*Extract provided*
Sexual acts between adults and children become problematic because of power imbalances. Children cannot freely consent to anything sexual. Schmidt notes that some pedophiles argue that they only want what the child wants, but points out that the powerful can manipulate desire and can never truly understand the desires of the less powerful. 

For Schmidt, in a society where sexual self-determination is the norm, pedophilia cannot be acceptable regardless of whether its defenders can produce evidence that it does not harm children. Schmidt asks us not to condemn the pedophile, but to view him with sympathy since he is subject to innate desires that may not be realized.

The positions advanced by Green and Schmidt are problematic, but in different ways. 

Green uses a straw man argument. 

The DSM is not an a-cultural, a-historical set of definitions. Normality is culturally and historically specific. Normal acts in other cultures, which we would label pedophilic, tell us nothing about our normality. Various cultures institutionalize many things, which we would consider as a manifestation of mental illness (believing oneself to be a God is one example). 

We can only decide what is pathological with reference to the social and political. Gay persons did not become normal because the DSM so declared them but because of decades of political struggle. And the battle is not yet won as the persistence of homophobia testifies. 

Furthermore, I assume the same lack of differentiation on personality tests applies to many DSM groups. The same criticisms about the DSM apply to Green's other arguments.

I sympathize with Schmidt's conclusion 

that when mutual consent is required in sexual relations, child-adult sex becomes problematic. However, I have less sympathy than he has with those who harbor such sexual desires.

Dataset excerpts
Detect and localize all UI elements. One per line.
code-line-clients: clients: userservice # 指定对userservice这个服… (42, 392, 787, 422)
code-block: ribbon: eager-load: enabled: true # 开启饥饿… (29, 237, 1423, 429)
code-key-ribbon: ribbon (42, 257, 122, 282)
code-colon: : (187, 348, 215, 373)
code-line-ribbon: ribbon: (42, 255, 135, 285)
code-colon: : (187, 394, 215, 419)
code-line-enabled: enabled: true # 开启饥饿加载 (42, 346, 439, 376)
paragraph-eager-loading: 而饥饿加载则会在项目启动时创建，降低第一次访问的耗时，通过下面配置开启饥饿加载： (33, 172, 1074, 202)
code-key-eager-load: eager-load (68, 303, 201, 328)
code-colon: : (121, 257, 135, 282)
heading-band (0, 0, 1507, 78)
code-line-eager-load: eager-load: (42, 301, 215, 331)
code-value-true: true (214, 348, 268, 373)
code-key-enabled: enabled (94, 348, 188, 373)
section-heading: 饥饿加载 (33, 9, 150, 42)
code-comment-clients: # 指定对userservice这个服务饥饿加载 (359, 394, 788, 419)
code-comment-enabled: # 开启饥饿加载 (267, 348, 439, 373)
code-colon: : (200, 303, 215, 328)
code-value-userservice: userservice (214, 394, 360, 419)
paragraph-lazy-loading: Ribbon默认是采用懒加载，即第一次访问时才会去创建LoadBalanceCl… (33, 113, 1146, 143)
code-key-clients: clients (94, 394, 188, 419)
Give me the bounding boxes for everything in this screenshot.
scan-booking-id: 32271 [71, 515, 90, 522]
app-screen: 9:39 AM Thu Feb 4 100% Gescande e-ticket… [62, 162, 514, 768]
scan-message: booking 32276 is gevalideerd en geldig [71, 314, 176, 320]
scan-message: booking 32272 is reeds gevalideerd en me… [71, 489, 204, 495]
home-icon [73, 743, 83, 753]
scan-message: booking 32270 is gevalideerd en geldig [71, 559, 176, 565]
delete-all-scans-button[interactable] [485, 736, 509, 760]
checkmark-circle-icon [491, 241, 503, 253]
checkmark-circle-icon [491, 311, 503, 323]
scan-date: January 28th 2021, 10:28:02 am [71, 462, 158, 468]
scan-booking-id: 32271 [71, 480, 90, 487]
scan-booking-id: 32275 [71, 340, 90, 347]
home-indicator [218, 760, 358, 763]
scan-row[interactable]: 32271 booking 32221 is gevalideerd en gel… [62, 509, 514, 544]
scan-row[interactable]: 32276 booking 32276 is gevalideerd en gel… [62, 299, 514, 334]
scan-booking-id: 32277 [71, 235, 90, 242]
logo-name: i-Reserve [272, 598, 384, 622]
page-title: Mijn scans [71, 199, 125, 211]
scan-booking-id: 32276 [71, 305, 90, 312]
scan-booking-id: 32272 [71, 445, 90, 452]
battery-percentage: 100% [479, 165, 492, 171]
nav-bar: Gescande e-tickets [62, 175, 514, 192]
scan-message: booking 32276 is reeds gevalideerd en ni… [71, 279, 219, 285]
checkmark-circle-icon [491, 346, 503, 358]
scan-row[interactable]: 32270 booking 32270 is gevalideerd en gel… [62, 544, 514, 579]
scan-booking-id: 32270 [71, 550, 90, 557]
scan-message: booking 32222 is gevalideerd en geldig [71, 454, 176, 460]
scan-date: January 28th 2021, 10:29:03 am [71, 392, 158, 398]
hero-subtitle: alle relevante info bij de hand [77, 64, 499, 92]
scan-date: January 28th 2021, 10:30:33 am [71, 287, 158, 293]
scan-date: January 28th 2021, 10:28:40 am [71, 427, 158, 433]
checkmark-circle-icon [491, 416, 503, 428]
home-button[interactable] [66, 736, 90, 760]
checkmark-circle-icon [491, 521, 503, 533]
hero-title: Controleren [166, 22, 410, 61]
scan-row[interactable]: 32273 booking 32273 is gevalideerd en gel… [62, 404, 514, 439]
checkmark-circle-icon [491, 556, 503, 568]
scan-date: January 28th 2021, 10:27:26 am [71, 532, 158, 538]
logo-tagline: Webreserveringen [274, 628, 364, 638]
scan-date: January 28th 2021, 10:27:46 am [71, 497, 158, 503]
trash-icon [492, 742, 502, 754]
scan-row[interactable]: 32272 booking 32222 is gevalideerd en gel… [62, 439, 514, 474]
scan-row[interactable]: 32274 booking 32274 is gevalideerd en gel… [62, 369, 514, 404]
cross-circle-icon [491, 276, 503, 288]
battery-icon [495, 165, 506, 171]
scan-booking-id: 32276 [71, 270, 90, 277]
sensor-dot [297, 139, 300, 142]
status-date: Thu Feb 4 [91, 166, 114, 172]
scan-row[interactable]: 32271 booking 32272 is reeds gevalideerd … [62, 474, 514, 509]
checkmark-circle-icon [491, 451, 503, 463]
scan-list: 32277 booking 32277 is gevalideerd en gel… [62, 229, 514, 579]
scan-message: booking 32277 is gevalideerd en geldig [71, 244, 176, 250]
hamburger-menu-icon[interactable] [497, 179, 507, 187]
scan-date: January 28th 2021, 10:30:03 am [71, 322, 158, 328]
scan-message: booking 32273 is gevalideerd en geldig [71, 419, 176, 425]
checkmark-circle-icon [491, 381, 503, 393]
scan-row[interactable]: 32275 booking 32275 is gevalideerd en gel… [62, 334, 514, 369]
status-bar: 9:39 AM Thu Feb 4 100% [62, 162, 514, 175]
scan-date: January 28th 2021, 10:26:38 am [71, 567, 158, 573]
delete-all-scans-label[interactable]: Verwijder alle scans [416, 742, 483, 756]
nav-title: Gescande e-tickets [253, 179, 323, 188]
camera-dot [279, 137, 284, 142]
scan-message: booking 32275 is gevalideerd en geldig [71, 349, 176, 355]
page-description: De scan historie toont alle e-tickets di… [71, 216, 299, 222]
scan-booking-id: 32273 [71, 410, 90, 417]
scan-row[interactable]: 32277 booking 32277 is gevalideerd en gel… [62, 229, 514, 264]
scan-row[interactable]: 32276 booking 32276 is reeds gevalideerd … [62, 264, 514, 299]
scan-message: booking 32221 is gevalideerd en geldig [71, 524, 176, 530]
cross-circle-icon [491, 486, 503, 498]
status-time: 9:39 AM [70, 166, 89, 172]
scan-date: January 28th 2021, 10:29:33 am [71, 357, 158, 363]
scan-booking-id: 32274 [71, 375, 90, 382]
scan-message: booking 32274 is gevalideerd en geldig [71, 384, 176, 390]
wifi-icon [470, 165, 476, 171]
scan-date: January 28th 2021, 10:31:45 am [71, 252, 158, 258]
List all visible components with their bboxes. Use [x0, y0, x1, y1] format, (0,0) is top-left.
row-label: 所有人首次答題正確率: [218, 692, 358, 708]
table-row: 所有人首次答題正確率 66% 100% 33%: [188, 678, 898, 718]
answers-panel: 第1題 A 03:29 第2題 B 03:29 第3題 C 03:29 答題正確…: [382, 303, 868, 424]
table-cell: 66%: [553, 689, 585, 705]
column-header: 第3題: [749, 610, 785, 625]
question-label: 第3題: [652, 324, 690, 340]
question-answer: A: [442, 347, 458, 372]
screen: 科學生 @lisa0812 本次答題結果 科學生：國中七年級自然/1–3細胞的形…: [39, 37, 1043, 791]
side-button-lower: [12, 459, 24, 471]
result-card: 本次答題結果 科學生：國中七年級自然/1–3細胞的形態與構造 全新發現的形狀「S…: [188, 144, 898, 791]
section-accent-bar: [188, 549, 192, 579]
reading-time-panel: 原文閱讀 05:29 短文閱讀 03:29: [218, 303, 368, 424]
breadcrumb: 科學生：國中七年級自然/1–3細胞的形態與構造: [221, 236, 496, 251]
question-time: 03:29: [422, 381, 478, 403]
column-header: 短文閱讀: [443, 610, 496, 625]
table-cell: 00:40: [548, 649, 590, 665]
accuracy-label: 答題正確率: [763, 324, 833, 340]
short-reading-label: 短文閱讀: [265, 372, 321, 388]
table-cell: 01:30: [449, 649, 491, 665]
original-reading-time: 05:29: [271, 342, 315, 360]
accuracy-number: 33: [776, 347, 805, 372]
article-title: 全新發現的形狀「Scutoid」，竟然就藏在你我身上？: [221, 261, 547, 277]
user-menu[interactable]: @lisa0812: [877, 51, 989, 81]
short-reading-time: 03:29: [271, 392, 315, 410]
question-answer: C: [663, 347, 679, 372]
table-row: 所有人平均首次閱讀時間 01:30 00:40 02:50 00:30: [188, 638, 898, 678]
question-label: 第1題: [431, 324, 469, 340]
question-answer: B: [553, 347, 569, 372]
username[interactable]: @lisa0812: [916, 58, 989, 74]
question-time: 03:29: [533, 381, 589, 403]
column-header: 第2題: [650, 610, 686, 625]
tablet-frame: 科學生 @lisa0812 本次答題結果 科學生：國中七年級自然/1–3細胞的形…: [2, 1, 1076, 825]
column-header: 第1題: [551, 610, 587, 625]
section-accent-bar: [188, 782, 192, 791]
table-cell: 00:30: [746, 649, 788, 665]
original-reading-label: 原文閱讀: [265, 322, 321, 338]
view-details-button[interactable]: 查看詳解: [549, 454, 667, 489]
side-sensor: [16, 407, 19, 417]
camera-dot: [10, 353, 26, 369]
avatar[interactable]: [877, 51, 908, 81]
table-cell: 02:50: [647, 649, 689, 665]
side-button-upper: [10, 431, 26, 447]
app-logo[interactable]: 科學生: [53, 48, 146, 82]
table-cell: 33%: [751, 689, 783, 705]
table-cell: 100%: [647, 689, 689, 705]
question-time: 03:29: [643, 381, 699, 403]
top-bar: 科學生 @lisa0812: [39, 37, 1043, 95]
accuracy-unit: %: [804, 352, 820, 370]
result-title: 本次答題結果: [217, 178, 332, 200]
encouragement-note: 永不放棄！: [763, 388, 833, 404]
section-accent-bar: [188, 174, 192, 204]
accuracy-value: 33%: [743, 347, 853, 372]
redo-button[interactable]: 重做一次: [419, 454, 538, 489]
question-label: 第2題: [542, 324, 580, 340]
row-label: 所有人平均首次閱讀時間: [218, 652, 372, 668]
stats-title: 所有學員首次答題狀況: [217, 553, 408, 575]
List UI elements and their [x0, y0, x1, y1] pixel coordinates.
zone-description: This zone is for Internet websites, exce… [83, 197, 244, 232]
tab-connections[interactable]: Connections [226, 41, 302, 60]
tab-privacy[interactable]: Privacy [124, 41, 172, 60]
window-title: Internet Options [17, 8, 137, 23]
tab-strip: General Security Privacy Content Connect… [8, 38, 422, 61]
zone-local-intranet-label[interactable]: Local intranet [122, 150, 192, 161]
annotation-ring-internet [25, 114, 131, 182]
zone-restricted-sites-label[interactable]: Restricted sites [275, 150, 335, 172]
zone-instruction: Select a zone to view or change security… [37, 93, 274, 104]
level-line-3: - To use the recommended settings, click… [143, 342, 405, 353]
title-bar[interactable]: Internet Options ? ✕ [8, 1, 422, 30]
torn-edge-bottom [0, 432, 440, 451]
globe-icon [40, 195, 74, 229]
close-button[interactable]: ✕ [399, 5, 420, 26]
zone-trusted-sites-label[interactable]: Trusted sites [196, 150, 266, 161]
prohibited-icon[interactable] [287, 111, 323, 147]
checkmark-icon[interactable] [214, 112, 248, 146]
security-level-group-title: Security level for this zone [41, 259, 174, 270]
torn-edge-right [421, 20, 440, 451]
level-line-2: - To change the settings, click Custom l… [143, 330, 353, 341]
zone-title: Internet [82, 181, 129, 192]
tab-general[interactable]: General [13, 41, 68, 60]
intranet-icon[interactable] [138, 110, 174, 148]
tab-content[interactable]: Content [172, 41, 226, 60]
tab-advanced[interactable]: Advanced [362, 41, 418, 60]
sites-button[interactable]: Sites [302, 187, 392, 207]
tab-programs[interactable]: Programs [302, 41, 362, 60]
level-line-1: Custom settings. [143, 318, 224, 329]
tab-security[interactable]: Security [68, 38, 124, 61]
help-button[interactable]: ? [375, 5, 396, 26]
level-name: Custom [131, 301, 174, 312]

*Exercise objective*
Carry on the commentary on Green and Schmidt from the point where it stops. The listing is material apart from the commentary on Green and Schmidt.

*Answer box*
First,
 I find his sexual category, "pedophile," problematic. The process by which some persons who desire children come to so label themselves is complex, as with all sexual identities. I doubt it is coterminous with Schmidt's definition. Some men who also desire adults, or have done so in their lives, will label themselves as pedophiles as a result of experience. Others whose desires focus on children may avoid the label pedophile because of its stigma. Furthermore, Schmidt assumes that sexual object choice is innate and unchanging.

More important 
than who the pedophile is and what rights he should have is the question of why so many men are erotically attracted to children. Cross-cultural data show us that objects of sexual desire are socially created. 
Pedophilia is demonized in this culture, but the fact that many men have such sexual interests is ignored. Such is the abhorrence that abused children learn their families do not want to know about the "monster" in their midst because to acknowledge it would bring shame on the entire family. This is why Megan's Law passed without a single dissenting vote in the House or the Senate, even though civil liberties groups opposed it. 
As data from national surveys show, many people, especially women, report sexual contact with adults while children. These figures are certainly underestimates, but they point to the existence of many American men who approach children sexually. Most are never penalized.

It should come as no surprise that men are sexually attracted to children, particularly to girls. In our culture, little girls are frequently eroticized from children's beauty pageants to the practice of using underdeveloped teens to model adult women's clothes.

Sexual discourse is a discourse around forbidden pleasures. 

Its forbidden nature is what makes sex exciting. Sex is about the right of the powerful over the powerless. This appears in "normal" gendered relations, in rape, and in the ultimate forbidden fantasy-sex with children. To treat the pedophile as a special category of person who can be held up to scrutiny is to miss an opportunity for understanding. The widespread sexual activity and desire on the part of men towards children tells us much about the nature of society itself.